* **AVAILABLE RECORDS**:
◆ ◆ ◆ ◆ ◆
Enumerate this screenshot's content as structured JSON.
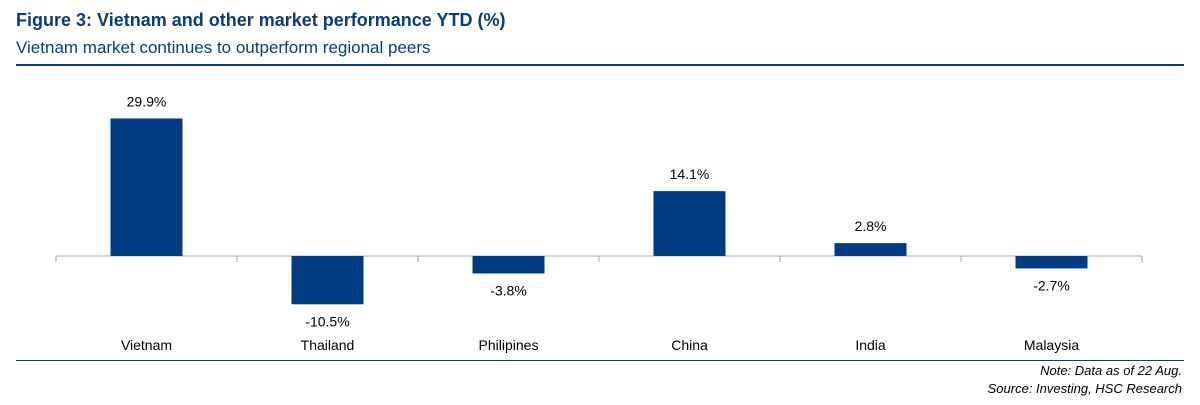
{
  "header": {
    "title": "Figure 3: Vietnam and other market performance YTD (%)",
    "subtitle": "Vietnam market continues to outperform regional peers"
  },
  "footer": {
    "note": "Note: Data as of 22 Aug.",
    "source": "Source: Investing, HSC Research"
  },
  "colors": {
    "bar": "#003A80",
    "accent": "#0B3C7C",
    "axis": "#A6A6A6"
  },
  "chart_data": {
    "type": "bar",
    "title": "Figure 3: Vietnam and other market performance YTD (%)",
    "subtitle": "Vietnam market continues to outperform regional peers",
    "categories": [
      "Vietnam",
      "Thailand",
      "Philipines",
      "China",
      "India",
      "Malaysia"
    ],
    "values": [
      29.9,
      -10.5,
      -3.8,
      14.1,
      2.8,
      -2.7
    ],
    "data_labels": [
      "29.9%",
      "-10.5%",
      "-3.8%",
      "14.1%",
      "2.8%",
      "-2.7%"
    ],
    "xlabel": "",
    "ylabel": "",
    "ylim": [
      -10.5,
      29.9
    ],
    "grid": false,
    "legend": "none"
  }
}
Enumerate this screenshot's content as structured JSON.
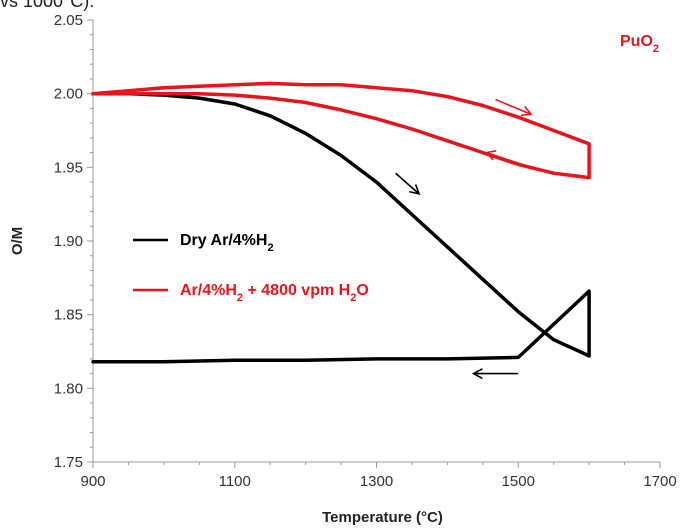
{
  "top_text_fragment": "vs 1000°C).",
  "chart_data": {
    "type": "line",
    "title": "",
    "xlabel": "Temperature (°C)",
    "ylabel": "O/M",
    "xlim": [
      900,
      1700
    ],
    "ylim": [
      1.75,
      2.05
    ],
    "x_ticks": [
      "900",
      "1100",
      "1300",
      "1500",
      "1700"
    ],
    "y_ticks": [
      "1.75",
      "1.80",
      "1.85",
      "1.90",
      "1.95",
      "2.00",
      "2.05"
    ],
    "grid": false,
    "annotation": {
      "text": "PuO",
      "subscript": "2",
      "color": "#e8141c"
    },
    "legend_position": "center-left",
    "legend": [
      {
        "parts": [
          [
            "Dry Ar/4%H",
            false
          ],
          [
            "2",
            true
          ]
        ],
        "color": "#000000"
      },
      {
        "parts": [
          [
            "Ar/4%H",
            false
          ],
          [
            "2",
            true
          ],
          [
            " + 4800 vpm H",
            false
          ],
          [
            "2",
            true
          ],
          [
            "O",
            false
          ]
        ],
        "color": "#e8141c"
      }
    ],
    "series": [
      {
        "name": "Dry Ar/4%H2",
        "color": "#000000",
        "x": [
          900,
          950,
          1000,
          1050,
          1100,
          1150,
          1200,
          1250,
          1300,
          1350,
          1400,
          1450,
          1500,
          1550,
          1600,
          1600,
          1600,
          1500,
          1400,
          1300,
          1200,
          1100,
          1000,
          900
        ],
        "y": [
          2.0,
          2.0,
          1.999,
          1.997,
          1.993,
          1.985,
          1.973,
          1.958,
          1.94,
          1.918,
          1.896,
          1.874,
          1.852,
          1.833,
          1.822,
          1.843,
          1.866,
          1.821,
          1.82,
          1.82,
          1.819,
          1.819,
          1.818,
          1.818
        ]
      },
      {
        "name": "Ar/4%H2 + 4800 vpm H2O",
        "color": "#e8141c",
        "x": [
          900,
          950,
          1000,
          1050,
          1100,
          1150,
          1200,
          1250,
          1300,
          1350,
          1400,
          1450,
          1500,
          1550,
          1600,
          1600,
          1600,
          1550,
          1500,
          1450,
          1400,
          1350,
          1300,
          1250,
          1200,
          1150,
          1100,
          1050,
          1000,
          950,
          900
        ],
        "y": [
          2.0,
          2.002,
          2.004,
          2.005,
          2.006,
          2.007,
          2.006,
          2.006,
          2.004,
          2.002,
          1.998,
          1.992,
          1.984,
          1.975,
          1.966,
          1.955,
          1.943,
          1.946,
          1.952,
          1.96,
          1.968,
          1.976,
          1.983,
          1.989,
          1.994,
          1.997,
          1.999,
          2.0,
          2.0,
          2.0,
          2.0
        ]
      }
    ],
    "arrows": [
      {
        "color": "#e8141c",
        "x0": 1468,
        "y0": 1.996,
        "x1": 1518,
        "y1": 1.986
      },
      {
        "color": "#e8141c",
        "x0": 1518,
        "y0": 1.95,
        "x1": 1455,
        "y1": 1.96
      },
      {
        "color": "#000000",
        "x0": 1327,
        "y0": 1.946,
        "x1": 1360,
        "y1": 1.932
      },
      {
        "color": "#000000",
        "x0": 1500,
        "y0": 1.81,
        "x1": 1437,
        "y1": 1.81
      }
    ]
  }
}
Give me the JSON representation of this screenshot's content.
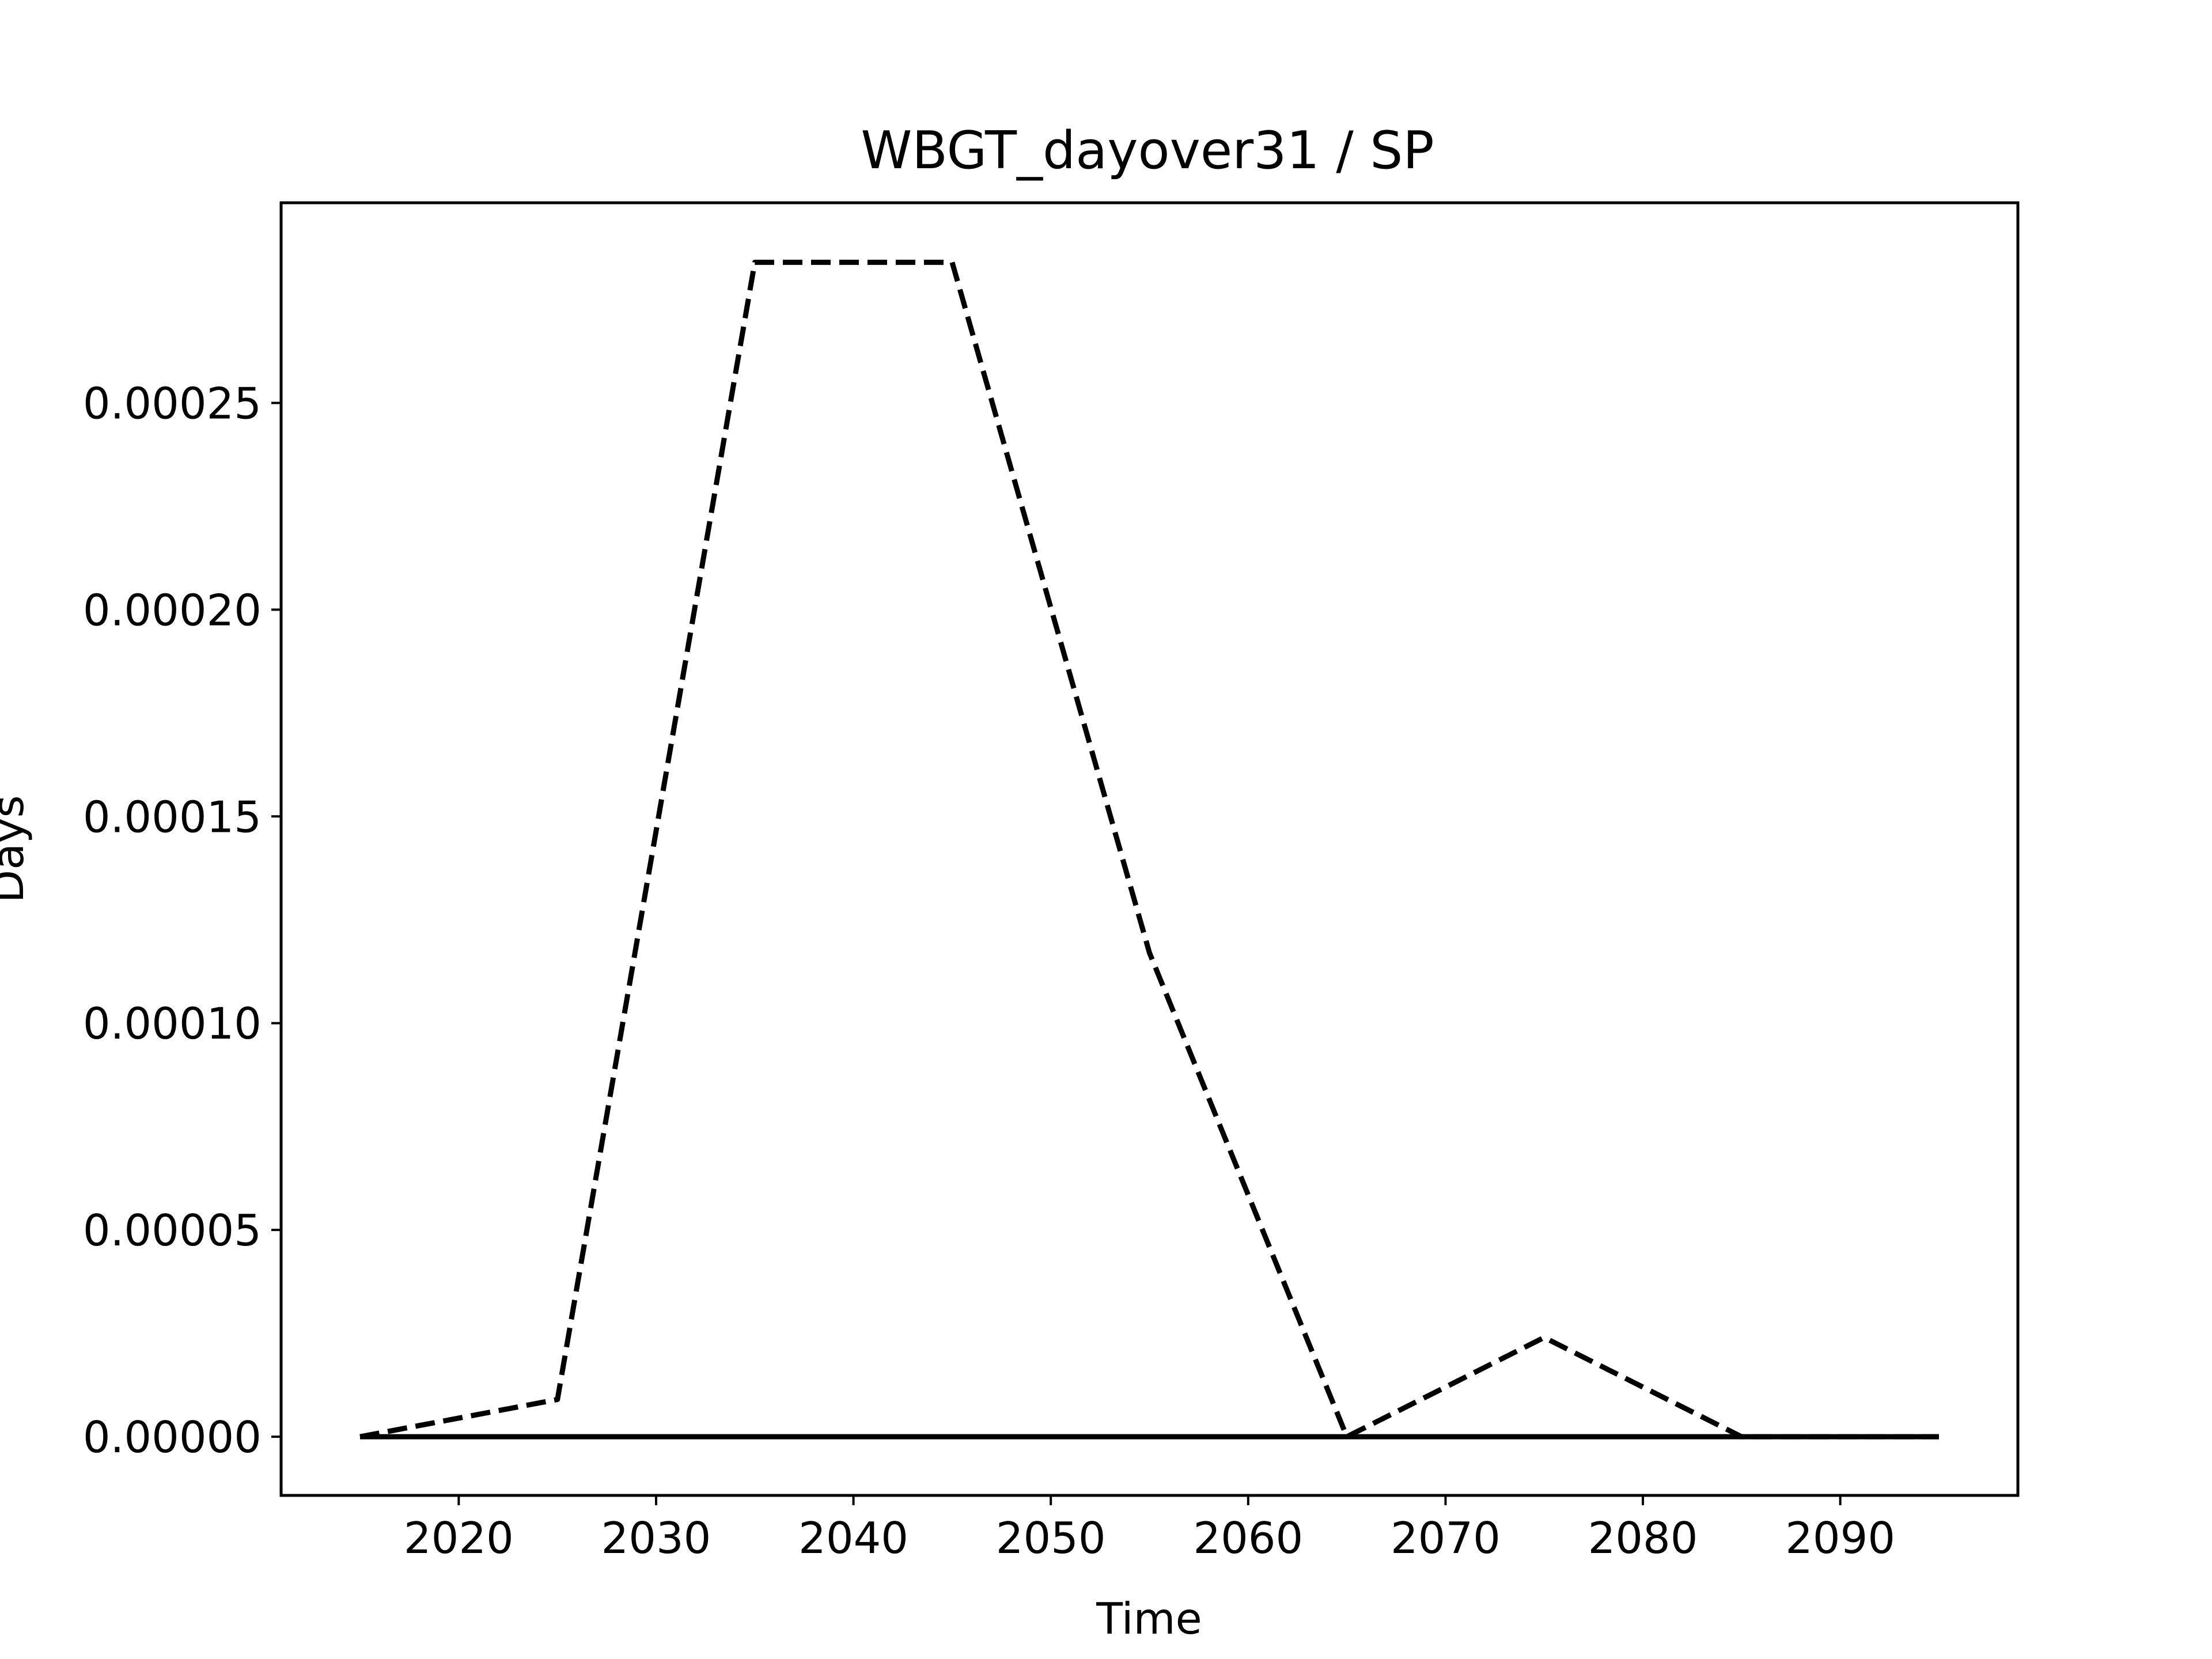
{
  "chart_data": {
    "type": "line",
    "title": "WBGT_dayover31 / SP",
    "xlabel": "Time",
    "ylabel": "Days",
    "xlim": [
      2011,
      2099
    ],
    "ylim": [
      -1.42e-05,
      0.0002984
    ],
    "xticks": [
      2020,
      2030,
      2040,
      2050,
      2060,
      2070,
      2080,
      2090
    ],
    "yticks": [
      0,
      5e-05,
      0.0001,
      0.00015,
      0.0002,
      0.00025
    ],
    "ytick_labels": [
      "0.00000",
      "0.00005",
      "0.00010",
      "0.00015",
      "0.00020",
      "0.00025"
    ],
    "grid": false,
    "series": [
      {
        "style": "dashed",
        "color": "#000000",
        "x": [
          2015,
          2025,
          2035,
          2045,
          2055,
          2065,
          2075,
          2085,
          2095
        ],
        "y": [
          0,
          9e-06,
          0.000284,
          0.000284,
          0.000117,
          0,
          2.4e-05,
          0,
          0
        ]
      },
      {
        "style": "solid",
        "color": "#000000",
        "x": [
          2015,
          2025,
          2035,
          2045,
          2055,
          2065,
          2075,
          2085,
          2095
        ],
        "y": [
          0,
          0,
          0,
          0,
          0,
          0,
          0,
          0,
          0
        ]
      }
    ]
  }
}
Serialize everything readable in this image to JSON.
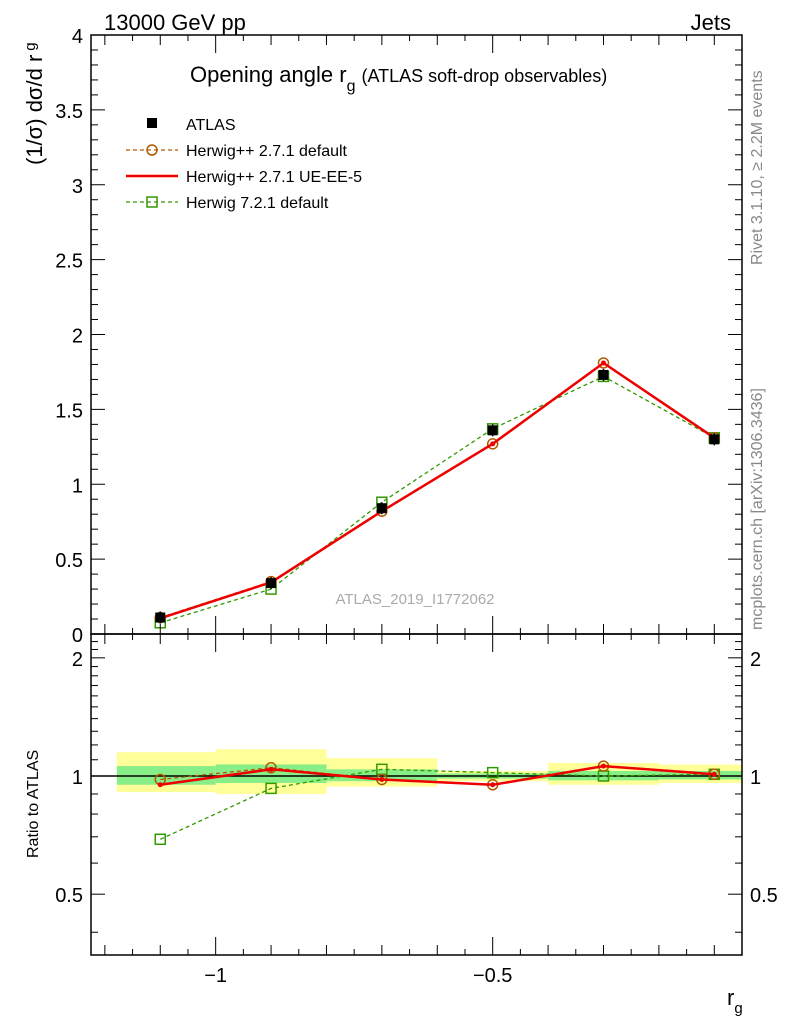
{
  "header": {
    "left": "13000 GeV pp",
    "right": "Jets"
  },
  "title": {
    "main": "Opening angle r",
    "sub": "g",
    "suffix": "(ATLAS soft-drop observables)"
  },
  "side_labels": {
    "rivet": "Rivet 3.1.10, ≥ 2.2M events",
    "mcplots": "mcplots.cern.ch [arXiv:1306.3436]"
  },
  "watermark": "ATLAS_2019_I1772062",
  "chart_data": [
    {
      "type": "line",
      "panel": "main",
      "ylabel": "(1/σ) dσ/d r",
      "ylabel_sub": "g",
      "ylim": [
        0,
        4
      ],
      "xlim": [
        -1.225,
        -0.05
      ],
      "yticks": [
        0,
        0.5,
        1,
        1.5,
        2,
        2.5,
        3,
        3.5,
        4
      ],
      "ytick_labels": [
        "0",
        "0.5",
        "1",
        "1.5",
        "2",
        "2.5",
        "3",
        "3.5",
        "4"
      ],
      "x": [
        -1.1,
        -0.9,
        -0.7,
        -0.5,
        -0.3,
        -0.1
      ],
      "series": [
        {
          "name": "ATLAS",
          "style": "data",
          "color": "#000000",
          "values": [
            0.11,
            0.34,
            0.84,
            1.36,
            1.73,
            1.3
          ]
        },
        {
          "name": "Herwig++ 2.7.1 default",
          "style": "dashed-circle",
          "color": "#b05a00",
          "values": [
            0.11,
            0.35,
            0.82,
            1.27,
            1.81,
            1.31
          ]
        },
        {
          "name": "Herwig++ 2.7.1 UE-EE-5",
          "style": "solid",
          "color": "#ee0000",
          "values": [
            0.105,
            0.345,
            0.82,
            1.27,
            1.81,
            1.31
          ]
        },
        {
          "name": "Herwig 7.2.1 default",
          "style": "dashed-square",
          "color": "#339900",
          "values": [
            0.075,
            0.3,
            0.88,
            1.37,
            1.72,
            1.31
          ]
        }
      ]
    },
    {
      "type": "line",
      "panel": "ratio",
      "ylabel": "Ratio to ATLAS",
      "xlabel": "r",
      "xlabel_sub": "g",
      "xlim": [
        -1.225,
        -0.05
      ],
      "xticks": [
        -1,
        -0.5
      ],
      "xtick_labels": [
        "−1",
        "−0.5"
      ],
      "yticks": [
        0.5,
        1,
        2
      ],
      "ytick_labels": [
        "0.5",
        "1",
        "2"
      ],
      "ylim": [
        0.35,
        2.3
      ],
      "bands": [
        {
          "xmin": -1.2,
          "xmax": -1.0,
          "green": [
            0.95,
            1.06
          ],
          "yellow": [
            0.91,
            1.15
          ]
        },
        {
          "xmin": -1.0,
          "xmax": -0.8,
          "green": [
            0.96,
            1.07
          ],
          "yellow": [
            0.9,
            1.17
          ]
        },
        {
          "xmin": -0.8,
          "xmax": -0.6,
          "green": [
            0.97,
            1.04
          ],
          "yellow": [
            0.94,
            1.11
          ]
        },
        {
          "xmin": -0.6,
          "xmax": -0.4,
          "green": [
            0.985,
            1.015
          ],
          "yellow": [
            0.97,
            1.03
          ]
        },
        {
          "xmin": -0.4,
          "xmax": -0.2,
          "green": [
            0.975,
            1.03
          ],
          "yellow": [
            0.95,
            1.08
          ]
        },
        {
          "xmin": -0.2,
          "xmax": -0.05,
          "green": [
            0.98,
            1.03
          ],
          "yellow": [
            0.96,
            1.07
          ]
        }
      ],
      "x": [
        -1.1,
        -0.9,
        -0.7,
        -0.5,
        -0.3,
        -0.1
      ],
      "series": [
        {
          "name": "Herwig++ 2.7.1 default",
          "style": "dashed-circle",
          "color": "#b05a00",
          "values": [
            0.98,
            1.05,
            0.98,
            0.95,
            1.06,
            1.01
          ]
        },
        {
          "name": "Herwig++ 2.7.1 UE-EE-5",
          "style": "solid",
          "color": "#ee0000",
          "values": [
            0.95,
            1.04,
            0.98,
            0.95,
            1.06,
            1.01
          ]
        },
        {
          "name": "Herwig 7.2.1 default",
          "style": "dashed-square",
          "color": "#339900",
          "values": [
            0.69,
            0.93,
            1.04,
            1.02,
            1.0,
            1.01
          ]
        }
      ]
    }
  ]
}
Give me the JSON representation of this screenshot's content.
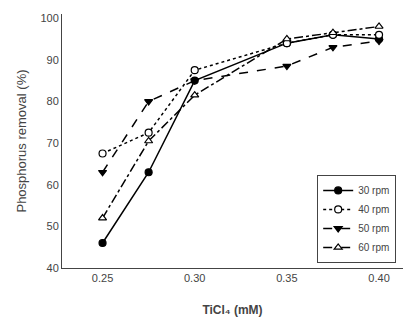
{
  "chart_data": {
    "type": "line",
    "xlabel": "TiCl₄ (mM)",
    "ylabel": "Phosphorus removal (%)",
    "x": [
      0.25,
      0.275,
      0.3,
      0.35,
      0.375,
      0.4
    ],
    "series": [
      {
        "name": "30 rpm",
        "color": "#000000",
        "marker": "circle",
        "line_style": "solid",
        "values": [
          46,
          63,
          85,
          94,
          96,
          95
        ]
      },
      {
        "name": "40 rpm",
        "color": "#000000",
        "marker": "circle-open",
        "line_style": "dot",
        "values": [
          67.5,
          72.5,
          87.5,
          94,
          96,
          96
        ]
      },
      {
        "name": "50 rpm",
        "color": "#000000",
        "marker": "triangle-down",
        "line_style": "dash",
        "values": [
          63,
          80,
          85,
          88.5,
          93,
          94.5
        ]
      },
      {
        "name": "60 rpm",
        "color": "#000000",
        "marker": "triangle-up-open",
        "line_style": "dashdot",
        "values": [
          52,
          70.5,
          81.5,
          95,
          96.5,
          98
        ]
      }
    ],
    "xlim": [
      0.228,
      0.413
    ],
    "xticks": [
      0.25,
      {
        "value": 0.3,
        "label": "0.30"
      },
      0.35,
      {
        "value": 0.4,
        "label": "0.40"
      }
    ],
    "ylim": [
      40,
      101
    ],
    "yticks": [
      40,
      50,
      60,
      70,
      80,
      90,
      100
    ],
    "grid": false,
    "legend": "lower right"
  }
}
◆ ◆ ◆ ◆ ◆
* **WHAT THE TASK ASKS**: Tally up the lines holding the word "outperform" in the data above, and answer with that figure only.

* **RESPONSE**: 2